#### LISTED ENTRIES

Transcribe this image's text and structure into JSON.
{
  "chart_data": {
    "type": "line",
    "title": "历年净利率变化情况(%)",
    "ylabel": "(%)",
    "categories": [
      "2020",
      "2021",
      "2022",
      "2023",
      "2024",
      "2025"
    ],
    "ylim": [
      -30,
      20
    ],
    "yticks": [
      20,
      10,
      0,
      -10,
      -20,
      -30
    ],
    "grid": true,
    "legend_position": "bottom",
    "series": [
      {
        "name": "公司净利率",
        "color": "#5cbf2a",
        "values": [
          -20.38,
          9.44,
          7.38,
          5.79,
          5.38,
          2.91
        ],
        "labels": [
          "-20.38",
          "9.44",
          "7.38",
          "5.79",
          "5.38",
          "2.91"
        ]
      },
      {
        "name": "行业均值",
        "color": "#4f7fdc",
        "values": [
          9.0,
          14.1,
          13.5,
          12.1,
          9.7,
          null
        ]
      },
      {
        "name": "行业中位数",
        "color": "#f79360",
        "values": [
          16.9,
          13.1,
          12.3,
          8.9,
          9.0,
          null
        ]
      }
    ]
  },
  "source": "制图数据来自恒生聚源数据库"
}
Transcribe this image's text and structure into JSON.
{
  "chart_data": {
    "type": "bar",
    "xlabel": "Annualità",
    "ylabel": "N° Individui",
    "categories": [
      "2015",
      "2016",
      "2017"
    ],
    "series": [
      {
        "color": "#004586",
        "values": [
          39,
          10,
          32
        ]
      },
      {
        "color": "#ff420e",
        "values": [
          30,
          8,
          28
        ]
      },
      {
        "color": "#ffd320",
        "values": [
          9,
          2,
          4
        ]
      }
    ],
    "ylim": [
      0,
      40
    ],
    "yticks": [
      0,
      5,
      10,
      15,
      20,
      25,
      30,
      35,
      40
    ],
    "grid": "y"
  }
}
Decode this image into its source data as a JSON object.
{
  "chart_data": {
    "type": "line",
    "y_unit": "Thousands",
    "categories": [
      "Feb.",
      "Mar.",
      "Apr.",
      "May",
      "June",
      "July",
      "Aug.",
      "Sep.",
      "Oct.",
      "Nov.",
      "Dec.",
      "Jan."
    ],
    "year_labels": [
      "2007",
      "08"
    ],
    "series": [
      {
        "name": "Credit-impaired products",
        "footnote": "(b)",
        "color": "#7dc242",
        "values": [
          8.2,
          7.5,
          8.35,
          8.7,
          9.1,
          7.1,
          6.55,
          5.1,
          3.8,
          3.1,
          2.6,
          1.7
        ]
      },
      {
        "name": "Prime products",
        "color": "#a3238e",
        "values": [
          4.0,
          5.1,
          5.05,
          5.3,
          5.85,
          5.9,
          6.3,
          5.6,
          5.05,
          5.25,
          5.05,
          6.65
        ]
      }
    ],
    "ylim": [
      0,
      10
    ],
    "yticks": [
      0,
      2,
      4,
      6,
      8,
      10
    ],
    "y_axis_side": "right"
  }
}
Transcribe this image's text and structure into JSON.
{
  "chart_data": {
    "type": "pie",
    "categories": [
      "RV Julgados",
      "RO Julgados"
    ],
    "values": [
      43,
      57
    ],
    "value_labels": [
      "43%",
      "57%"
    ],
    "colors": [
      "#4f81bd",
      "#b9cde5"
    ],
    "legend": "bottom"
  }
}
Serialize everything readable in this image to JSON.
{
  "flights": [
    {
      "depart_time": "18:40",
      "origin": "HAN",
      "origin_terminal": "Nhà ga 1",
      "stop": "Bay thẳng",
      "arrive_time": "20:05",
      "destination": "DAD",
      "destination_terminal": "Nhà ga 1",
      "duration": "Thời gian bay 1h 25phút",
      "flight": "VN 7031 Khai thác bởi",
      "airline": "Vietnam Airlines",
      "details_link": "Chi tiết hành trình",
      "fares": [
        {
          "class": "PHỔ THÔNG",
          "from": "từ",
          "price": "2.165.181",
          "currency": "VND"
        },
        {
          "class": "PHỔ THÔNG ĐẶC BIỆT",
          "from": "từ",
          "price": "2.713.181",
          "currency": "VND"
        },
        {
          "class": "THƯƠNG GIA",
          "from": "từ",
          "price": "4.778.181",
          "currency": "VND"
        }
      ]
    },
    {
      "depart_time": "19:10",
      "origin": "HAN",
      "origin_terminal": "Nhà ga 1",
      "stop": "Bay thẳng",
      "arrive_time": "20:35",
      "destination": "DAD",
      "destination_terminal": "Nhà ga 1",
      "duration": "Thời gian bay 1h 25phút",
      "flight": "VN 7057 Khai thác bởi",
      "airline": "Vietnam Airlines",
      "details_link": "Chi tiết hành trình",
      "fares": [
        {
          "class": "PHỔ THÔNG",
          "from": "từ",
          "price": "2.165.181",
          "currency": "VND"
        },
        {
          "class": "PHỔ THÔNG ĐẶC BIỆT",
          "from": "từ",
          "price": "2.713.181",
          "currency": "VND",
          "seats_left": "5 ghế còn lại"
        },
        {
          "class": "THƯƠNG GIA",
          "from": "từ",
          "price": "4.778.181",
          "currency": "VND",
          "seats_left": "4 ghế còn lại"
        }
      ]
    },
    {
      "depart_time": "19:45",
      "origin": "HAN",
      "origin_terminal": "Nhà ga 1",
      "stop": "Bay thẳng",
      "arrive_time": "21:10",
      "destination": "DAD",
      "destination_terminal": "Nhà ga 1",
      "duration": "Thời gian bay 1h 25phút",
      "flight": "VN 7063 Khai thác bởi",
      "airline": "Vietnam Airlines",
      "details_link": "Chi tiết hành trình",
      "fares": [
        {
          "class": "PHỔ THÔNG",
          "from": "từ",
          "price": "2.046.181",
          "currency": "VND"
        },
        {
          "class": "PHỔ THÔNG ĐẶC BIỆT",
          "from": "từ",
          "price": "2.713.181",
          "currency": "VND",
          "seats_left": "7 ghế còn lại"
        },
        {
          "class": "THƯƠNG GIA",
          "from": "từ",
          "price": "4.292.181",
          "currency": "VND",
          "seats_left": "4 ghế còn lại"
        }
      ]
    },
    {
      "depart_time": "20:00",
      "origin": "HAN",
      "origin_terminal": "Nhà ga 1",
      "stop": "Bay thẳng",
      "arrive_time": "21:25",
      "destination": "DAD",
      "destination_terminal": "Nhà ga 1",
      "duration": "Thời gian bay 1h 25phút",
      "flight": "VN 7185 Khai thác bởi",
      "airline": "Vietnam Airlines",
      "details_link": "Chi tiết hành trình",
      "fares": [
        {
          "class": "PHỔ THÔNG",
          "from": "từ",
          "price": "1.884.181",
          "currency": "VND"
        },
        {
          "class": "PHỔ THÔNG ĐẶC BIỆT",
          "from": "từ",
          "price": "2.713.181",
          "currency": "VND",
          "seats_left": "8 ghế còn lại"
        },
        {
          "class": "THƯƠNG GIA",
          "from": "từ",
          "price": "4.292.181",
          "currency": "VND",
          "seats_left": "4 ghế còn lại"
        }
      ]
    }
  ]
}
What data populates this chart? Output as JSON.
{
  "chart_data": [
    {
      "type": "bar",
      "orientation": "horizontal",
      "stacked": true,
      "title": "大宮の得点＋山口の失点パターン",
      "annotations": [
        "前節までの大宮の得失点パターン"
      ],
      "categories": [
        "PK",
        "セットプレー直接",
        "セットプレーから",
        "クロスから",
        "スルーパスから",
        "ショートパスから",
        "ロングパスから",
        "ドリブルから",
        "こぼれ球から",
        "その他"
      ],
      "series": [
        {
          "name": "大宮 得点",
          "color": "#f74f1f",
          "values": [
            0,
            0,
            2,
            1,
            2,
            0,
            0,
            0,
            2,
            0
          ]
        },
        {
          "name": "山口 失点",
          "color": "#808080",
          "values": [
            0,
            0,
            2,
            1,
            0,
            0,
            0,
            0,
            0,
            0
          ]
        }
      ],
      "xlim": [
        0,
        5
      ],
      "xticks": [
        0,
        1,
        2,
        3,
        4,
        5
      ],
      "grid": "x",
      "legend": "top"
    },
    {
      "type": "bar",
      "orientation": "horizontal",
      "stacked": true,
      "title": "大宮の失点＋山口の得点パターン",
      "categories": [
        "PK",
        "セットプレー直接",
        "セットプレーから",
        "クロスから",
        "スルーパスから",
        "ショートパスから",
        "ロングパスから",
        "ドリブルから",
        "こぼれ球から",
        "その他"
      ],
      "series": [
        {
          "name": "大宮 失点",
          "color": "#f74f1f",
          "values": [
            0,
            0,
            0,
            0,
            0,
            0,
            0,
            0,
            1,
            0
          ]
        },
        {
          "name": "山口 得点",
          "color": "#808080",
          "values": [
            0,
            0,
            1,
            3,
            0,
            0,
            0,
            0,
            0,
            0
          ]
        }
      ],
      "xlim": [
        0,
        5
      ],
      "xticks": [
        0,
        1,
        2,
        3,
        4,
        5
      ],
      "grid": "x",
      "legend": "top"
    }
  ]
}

#### CHALLENGE
From the entries above, extract each line containing "source".

#### WRITTEN ANSWER
  "source": "制图数据来自恒生聚源数据库"
Decode this image into its source data as a JSON object.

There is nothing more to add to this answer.